**YOUR INSTRUCTIONS**
All entries should be output exactly as they stand.

*** WORKING DATA ***

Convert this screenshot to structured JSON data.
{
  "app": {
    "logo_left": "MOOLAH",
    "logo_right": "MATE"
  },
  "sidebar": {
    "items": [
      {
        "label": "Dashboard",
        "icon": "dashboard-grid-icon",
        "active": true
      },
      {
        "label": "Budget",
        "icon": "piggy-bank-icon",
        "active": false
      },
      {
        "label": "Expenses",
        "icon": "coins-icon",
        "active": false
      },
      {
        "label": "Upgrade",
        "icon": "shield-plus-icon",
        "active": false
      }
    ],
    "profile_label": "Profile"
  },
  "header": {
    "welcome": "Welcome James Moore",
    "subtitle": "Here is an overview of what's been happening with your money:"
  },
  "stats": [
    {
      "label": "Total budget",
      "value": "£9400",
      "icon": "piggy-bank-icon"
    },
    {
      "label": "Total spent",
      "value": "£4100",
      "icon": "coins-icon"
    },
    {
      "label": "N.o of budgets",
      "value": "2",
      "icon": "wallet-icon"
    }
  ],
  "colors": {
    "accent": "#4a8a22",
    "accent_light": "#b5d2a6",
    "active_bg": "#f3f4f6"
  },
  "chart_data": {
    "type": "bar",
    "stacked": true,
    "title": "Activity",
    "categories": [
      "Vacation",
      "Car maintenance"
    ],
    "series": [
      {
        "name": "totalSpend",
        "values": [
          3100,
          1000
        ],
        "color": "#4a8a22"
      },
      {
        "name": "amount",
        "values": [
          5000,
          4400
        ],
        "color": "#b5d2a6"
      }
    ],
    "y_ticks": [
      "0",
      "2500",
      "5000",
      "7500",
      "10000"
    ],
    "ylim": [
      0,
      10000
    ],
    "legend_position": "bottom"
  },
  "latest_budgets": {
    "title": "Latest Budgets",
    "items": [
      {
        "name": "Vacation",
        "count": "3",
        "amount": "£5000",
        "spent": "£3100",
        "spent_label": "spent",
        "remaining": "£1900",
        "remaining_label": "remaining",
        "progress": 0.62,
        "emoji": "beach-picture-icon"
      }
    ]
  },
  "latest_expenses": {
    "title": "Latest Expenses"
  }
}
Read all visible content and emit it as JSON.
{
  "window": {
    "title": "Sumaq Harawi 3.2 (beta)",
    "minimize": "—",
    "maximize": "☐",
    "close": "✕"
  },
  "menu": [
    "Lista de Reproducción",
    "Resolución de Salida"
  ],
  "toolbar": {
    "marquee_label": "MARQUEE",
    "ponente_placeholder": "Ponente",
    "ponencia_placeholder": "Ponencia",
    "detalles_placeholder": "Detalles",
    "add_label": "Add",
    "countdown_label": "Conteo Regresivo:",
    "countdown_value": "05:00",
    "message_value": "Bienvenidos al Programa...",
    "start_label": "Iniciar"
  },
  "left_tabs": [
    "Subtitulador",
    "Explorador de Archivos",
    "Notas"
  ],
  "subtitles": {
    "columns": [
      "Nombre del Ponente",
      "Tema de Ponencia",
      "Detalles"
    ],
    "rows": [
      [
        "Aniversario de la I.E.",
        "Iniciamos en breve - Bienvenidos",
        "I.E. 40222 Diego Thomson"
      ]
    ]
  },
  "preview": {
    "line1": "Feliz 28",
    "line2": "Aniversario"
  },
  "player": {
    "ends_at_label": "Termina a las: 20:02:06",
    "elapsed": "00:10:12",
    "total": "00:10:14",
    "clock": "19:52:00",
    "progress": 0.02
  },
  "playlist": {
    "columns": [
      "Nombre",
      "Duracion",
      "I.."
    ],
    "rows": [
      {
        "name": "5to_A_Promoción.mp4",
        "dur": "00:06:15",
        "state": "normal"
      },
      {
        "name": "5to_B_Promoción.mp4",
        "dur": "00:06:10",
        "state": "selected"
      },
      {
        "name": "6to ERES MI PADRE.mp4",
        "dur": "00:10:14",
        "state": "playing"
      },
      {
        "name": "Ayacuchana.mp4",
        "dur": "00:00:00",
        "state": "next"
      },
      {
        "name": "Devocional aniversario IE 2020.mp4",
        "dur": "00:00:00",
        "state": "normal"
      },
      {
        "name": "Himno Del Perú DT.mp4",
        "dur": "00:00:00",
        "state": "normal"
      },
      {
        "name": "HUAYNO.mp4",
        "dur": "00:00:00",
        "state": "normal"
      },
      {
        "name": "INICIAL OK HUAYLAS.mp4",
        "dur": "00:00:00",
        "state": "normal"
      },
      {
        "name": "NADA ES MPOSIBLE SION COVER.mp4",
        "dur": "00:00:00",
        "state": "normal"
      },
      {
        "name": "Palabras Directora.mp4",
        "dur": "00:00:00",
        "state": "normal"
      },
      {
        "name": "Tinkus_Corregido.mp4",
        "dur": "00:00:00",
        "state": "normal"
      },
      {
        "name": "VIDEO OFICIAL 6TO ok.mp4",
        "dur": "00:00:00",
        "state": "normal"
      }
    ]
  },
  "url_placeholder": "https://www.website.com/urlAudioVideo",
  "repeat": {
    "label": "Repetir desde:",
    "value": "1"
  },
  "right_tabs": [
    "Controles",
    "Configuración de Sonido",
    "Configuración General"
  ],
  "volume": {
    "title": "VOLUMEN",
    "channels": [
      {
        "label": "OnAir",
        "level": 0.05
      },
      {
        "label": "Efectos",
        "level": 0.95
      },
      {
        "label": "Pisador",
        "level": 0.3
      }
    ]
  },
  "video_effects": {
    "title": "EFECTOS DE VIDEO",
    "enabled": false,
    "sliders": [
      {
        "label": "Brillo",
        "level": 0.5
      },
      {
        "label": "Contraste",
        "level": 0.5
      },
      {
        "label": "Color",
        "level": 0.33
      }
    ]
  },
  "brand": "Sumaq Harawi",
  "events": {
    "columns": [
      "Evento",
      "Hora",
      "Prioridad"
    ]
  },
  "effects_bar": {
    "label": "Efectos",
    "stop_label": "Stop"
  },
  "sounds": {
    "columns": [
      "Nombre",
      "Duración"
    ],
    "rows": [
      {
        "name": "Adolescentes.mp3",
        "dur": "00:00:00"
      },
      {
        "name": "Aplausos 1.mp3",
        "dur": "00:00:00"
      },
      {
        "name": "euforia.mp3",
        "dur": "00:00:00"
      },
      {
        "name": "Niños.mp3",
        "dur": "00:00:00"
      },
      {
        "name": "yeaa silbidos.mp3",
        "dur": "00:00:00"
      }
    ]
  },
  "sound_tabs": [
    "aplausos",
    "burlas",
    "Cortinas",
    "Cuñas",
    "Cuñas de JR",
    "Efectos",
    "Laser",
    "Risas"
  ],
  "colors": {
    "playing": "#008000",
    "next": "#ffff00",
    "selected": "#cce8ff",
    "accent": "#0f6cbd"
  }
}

***

**COMPLETE ANSWER**
Convert this screenshot to structured JSON data.
{
  "app": {
    "logo_left": "MOOLAH",
    "logo_right": "MATE"
  },
  "sidebar": {
    "items": [
      {
        "label": "Dashboard",
        "icon": "dashboard-grid-icon",
        "active": true
      },
      {
        "label": "Budget",
        "icon": "piggy-bank-icon",
        "active": false
      },
      {
        "label": "Expenses",
        "icon": "coins-icon",
        "active": false
      },
      {
        "label": "Upgrade",
        "icon": "shield-plus-icon",
        "active": false
      }
    ],
    "profile_label": "Profile"
  },
  "header": {
    "welcome": "Welcome James Moore",
    "subtitle": "Here is an overview of what's been happening with your money:"
  },
  "stats": [
    {
      "label": "Total budget",
      "value": "£9400",
      "icon": "piggy-bank-icon"
    },
    {
      "label": "Total spent",
      "value": "£4100",
      "icon": "coins-icon"
    },
    {
      "label": "N.o of budgets",
      "value": "2",
      "icon": "wallet-icon"
    }
  ],
  "colors": {
    "accent": "#4a8a22",
    "accent_light": "#b5d2a6",
    "active_bg": "#f3f4f6"
  },
  "chart_data": {
    "type": "bar",
    "stacked": true,
    "title": "Activity",
    "categories": [
      "Vacation",
      "Car maintenance"
    ],
    "series": [
      {
        "name": "totalSpend",
        "values": [
          3100,
          1000
        ],
        "color": "#4a8a22"
      },
      {
        "name": "amount",
        "values": [
          5000,
          4400
        ],
        "color": "#b5d2a6"
      }
    ],
    "y_ticks": [
      "0",
      "2500",
      "5000",
      "7500",
      "10000"
    ],
    "ylim": [
      0,
      10000
    ],
    "legend_position": "bottom"
  },
  "latest_budgets": {
    "title": "Latest Budgets",
    "items": [
      {
        "name": "Vacation",
        "count": "3",
        "amount": "£5000",
        "spent": "£3100",
        "spent_label": "spent",
        "remaining": "£1900",
        "remaining_label": "remaining",
        "progress": 0.62,
        "emoji": "beach-picture-icon"
      }
    ]
  },
  "latest_expenses": {
    "title": "Latest Expenses"
  }
}
Read all visible content and emit it as JSON.
{
  "window": {
    "title": "Sumaq Harawi 3.2 (beta)",
    "minimize": "—",
    "maximize": "☐",
    "close": "✕"
  },
  "menu": [
    "Lista de Reproducción",
    "Resolución de Salida"
  ],
  "toolbar": {
    "marquee_label": "MARQUEE",
    "ponente_placeholder": "Ponente",
    "ponencia_placeholder": "Ponencia",
    "detalles_placeholder": "Detalles",
    "add_label": "Add",
    "countdown_label": "Conteo Regresivo:",
    "countdown_value": "05:00",
    "message_value": "Bienvenidos al Programa...",
    "start_label": "Iniciar"
  },
  "left_tabs": [
    "Subtitulador",
    "Explorador de Archivos",
    "Notas"
  ],
  "subtitles": {
    "columns": [
      "Nombre del Ponente",
      "Tema de Ponencia",
      "Detalles"
    ],
    "rows": [
      [
        "Aniversario de la I.E.",
        "Iniciamos en breve - Bienvenidos",
        "I.E. 40222 Diego Thomson"
      ]
    ]
  },
  "preview": {
    "line1": "Feliz 28",
    "line2": "Aniversario"
  },
  "player": {
    "ends_at_label": "Termina a las: 20:02:06",
    "elapsed": "00:10:12",
    "total": "00:10:14",
    "clock": "19:52:00",
    "progress": 0.02
  },
  "playlist": {
    "columns": [
      "Nombre",
      "Duracion",
      "I.."
    ],
    "rows": [
      {
        "name": "5to_A_Promoción.mp4",
        "dur": "00:06:15",
        "state": "normal"
      },
      {
        "name": "5to_B_Promoción.mp4",
        "dur": "00:06:10",
        "state": "selected"
      },
      {
        "name": "6to ERES MI PADRE.mp4",
        "dur": "00:10:14",
        "state": "playing"
      },
      {
        "name": "Ayacuchana.mp4",
        "dur": "00:00:00",
        "state": "next"
      },
      {
        "name": "Devocional aniversario IE 2020.mp4",
        "dur": "00:00:00",
        "state": "normal"
      },
      {
        "name": "Himno Del Perú DT.mp4",
        "dur": "00:00:00",
        "state": "normal"
      },
      {
        "name": "HUAYNO.mp4",
        "dur": "00:00:00",
        "state": "normal"
      },
      {
        "name": "INICIAL OK HUAYLAS.mp4",
        "dur": "00:00:00",
        "state": "normal"
      },
      {
        "name": "NADA ES MPOSIBLE SION COVER.mp4",
        "dur": "00:00:00",
        "state": "normal"
      },
      {
        "name": "Palabras Directora.mp4",
        "dur": "00:00:00",
        "state": "normal"
      },
      {
        "name": "Tinkus_Corregido.mp4",
        "dur": "00:00:00",
        "state": "normal"
      },
      {
        "name": "VIDEO OFICIAL 6TO ok.mp4",
        "dur": "00:00:00",
        "state": "normal"
      }
    ]
  },
  "url_placeholder": "https://www.website.com/urlAudioVideo",
  "repeat": {
    "label": "Repetir desde:",
    "value": "1"
  },
  "right_tabs": [
    "Controles",
    "Configuración de Sonido",
    "Configuración General"
  ],
  "volume": {
    "title": "VOLUMEN",
    "channels": [
      {
        "label": "OnAir",
        "level": 0.05
      },
      {
        "label": "Efectos",
        "level": 0.95
      },
      {
        "label": "Pisador",
        "level": 0.3
      }
    ]
  },
  "video_effects": {
    "title": "EFECTOS DE VIDEO",
    "enabled": false,
    "sliders": [
      {
        "label": "Brillo",
        "level": 0.5
      },
      {
        "label": "Contraste",
        "level": 0.5
      },
      {
        "label": "Color",
        "level": 0.33
      }
    ]
  },
  "brand": "Sumaq Harawi",
  "events": {
    "columns": [
      "Evento",
      "Hora",
      "Prioridad"
    ]
  },
  "effects_bar": {
    "label": "Efectos",
    "stop_label": "Stop"
  },
  "sounds": {
    "columns": [
      "Nombre",
      "Duración"
    ],
    "rows": [
      {
        "name": "Adolescentes.mp3",
        "dur": "00:00:00"
      },
      {
        "name": "Aplausos 1.mp3",
        "dur": "00:00:00"
      },
      {
        "name": "euforia.mp3",
        "dur": "00:00:00"
      },
      {
        "name": "Niños.mp3",
        "dur": "00:00:00"
      },
      {
        "name": "yeaa silbidos.mp3",
        "dur": "00:00:00"
      }
    ]
  },
  "sound_tabs": [
    "aplausos",
    "burlas",
    "Cortinas",
    "Cuñas",
    "Cuñas de JR",
    "Efectos",
    "Laser",
    "Risas"
  ],
  "colors": {
    "playing": "#008000",
    "next": "#ffff00",
    "selected": "#cce8ff",
    "accent": "#0f6cbd"
  }
}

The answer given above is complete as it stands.